───── Exercise materials ─────
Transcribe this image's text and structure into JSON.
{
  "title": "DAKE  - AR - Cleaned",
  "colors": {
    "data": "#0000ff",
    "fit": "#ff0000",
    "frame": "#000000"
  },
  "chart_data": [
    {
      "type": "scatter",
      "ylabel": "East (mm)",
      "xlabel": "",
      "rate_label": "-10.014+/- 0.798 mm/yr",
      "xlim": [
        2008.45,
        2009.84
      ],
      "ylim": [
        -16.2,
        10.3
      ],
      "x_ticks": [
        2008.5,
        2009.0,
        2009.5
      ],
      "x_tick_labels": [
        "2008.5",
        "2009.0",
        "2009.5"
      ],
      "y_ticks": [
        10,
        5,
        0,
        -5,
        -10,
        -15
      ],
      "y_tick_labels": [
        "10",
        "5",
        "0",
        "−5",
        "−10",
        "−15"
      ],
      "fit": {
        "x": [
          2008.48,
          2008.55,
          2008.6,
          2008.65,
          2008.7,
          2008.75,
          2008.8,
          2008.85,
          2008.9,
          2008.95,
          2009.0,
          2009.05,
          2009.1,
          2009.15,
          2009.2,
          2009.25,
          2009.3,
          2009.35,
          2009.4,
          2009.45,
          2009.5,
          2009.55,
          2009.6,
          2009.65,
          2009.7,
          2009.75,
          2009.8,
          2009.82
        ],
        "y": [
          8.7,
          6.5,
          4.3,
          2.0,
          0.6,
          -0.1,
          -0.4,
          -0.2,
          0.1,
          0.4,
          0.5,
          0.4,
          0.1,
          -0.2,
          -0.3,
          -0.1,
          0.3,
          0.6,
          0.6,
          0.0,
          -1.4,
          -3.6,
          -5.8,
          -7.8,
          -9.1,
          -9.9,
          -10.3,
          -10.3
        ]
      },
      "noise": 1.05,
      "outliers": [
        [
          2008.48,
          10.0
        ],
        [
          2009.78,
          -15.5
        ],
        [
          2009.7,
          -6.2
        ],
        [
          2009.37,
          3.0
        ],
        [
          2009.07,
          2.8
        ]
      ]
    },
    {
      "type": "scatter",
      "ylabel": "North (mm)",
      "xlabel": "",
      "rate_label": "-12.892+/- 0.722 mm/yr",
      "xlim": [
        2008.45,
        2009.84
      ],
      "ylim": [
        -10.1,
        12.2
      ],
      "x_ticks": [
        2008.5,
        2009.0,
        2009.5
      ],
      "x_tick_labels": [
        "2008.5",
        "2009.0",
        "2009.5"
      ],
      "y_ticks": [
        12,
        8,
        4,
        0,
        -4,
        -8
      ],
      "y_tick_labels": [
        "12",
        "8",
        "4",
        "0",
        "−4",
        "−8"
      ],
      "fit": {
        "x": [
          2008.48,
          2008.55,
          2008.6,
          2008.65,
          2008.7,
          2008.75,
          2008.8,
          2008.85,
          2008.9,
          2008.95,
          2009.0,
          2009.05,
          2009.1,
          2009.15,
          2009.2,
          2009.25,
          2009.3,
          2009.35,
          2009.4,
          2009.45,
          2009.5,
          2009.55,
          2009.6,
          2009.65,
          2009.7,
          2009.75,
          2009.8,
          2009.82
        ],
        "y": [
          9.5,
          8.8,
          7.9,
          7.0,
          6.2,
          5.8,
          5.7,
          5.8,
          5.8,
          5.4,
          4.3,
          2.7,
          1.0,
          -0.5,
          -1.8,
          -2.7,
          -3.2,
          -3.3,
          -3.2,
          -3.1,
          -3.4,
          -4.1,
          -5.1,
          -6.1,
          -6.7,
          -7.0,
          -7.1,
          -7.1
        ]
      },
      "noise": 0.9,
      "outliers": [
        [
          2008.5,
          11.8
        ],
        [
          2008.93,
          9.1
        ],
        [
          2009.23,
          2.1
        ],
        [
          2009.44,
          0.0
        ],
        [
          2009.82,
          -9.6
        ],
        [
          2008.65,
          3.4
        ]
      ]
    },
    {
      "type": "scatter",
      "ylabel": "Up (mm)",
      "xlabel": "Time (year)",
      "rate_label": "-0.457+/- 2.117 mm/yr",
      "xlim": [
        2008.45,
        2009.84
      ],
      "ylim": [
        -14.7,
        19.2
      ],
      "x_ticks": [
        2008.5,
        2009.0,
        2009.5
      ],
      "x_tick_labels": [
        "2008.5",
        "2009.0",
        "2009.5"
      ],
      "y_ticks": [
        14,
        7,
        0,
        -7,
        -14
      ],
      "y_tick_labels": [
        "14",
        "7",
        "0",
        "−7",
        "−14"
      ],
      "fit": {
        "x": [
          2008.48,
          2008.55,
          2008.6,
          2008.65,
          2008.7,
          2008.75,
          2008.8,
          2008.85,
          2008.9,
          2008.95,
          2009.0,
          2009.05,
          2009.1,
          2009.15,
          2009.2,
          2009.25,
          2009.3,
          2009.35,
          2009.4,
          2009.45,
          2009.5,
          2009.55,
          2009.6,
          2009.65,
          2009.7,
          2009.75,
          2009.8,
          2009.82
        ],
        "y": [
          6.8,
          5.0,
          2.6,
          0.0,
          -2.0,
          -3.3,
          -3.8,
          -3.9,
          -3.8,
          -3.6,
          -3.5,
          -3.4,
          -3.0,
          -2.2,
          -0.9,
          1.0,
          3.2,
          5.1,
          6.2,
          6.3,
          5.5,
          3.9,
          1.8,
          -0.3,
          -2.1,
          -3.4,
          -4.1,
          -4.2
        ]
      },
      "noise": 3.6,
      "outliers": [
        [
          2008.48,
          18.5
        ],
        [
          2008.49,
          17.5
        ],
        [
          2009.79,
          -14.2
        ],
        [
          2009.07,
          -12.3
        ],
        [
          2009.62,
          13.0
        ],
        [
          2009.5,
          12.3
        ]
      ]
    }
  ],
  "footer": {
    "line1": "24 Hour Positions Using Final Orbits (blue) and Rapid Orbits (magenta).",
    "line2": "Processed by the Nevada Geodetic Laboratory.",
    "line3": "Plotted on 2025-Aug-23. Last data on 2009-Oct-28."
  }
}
─────
#### [Aim]
Transcribe all lines as written.

#### [Output for this task]
Transcribe this image's text and structure into JSON.
{
  "title": "DAKE  - AR - Cleaned",
  "colors": {
    "data": "#0000ff",
    "fit": "#ff0000",
    "frame": "#000000"
  },
  "chart_data": [
    {
      "type": "scatter",
      "ylabel": "East (mm)",
      "xlabel": "",
      "rate_label": "-10.014+/- 0.798 mm/yr",
      "xlim": [
        2008.45,
        2009.84
      ],
      "ylim": [
        -16.2,
        10.3
      ],
      "x_ticks": [
        2008.5,
        2009.0,
        2009.5
      ],
      "x_tick_labels": [
        "2008.5",
        "2009.0",
        "2009.5"
      ],
      "y_ticks": [
        10,
        5,
        0,
        -5,
        -10,
        -15
      ],
      "y_tick_labels": [
        "10",
        "5",
        "0",
        "−5",
        "−10",
        "−15"
      ],
      "fit": {
        "x": [
          2008.48,
          2008.55,
          2008.6,
          2008.65,
          2008.7,
          2008.75,
          2008.8,
          2008.85,
          2008.9,
          2008.95,
          2009.0,
          2009.05,
          2009.1,
          2009.15,
          2009.2,
          2009.25,
          2009.3,
          2009.35,
          2009.4,
          2009.45,
          2009.5,
          2009.55,
          2009.6,
          2009.65,
          2009.7,
          2009.75,
          2009.8,
          2009.82
        ],
        "y": [
          8.7,
          6.5,
          4.3,
          2.0,
          0.6,
          -0.1,
          -0.4,
          -0.2,
          0.1,
          0.4,
          0.5,
          0.4,
          0.1,
          -0.2,
          -0.3,
          -0.1,
          0.3,
          0.6,
          0.6,
          0.0,
          -1.4,
          -3.6,
          -5.8,
          -7.8,
          -9.1,
          -9.9,
          -10.3,
          -10.3
        ]
      },
      "noise": 1.05,
      "outliers": [
        [
          2008.48,
          10.0
        ],
        [
          2009.78,
          -15.5
        ],
        [
          2009.7,
          -6.2
        ],
        [
          2009.37,
          3.0
        ],
        [
          2009.07,
          2.8
        ]
      ]
    },
    {
      "type": "scatter",
      "ylabel": "North (mm)",
      "xlabel": "",
      "rate_label": "-12.892+/- 0.722 mm/yr",
      "xlim": [
        2008.45,
        2009.84
      ],
      "ylim": [
        -10.1,
        12.2
      ],
      "x_ticks": [
        2008.5,
        2009.0,
        2009.5
      ],
      "x_tick_labels": [
        "2008.5",
        "2009.0",
        "2009.5"
      ],
      "y_ticks": [
        12,
        8,
        4,
        0,
        -4,
        -8
      ],
      "y_tick_labels": [
        "12",
        "8",
        "4",
        "0",
        "−4",
        "−8"
      ],
      "fit": {
        "x": [
          2008.48,
          2008.55,
          2008.6,
          2008.65,
          2008.7,
          2008.75,
          2008.8,
          2008.85,
          2008.9,
          2008.95,
          2009.0,
          2009.05,
          2009.1,
          2009.15,
          2009.2,
          2009.25,
          2009.3,
          2009.35,
          2009.4,
          2009.45,
          2009.5,
          2009.55,
          2009.6,
          2009.65,
          2009.7,
          2009.75,
          2009.8,
          2009.82
        ],
        "y": [
          9.5,
          8.8,
          7.9,
          7.0,
          6.2,
          5.8,
          5.7,
          5.8,
          5.8,
          5.4,
          4.3,
          2.7,
          1.0,
          -0.5,
          -1.8,
          -2.7,
          -3.2,
          -3.3,
          -3.2,
          -3.1,
          -3.4,
          -4.1,
          -5.1,
          -6.1,
          -6.7,
          -7.0,
          -7.1,
          -7.1
        ]
      },
      "noise": 0.9,
      "outliers": [
        [
          2008.5,
          11.8
        ],
        [
          2008.93,
          9.1
        ],
        [
          2009.23,
          2.1
        ],
        [
          2009.44,
          0.0
        ],
        [
          2009.82,
          -9.6
        ],
        [
          2008.65,
          3.4
        ]
      ]
    },
    {
      "type": "scatter",
      "ylabel": "Up (mm)",
      "xlabel": "Time (year)",
      "rate_label": "-0.457+/- 2.117 mm/yr",
      "xlim": [
        2008.45,
        2009.84
      ],
      "ylim": [
        -14.7,
        19.2
      ],
      "x_ticks": [
        2008.5,
        2009.0,
        2009.5
      ],
      "x_tick_labels": [
        "2008.5",
        "2009.0",
        "2009.5"
      ],
      "y_ticks": [
        14,
        7,
        0,
        -7,
        -14
      ],
      "y_tick_labels": [
        "14",
        "7",
        "0",
        "−7",
        "−14"
      ],
      "fit": {
        "x": [
          2008.48,
          2008.55,
          2008.6,
          2008.65,
          2008.7,
          2008.75,
          2008.8,
          2008.85,
          2008.9,
          2008.95,
          2009.0,
          2009.05,
          2009.1,
          2009.15,
          2009.2,
          2009.25,
          2009.3,
          2009.35,
          2009.4,
          2009.45,
          2009.5,
          2009.55,
          2009.6,
          2009.65,
          2009.7,
          2009.75,
          2009.8,
          2009.82
        ],
        "y": [
          6.8,
          5.0,
          2.6,
          0.0,
          -2.0,
          -3.3,
          -3.8,
          -3.9,
          -3.8,
          -3.6,
          -3.5,
          -3.4,
          -3.0,
          -2.2,
          -0.9,
          1.0,
          3.2,
          5.1,
          6.2,
          6.3,
          5.5,
          3.9,
          1.8,
          -0.3,
          -2.1,
          -3.4,
          -4.1,
          -4.2
        ]
      },
      "noise": 3.6,
      "outliers": [
        [
          2008.48,
          18.5
        ],
        [
          2008.49,
          17.5
        ],
        [
          2009.79,
          -14.2
        ],
        [
          2009.07,
          -12.3
        ],
        [
          2009.62,
          13.0
        ],
        [
          2009.5,
          12.3
        ]
      ]
    }
  ],
  "footer": {
    "line1": "24 Hour Positions Using Final Orbits (blue) and Rapid Orbits (magenta).",
    "line2": "Processed by the Nevada Geodetic Laboratory.",
    "line3": "Plotted on 2025-Aug-23. Last data on 2009-Oct-28."
  }
}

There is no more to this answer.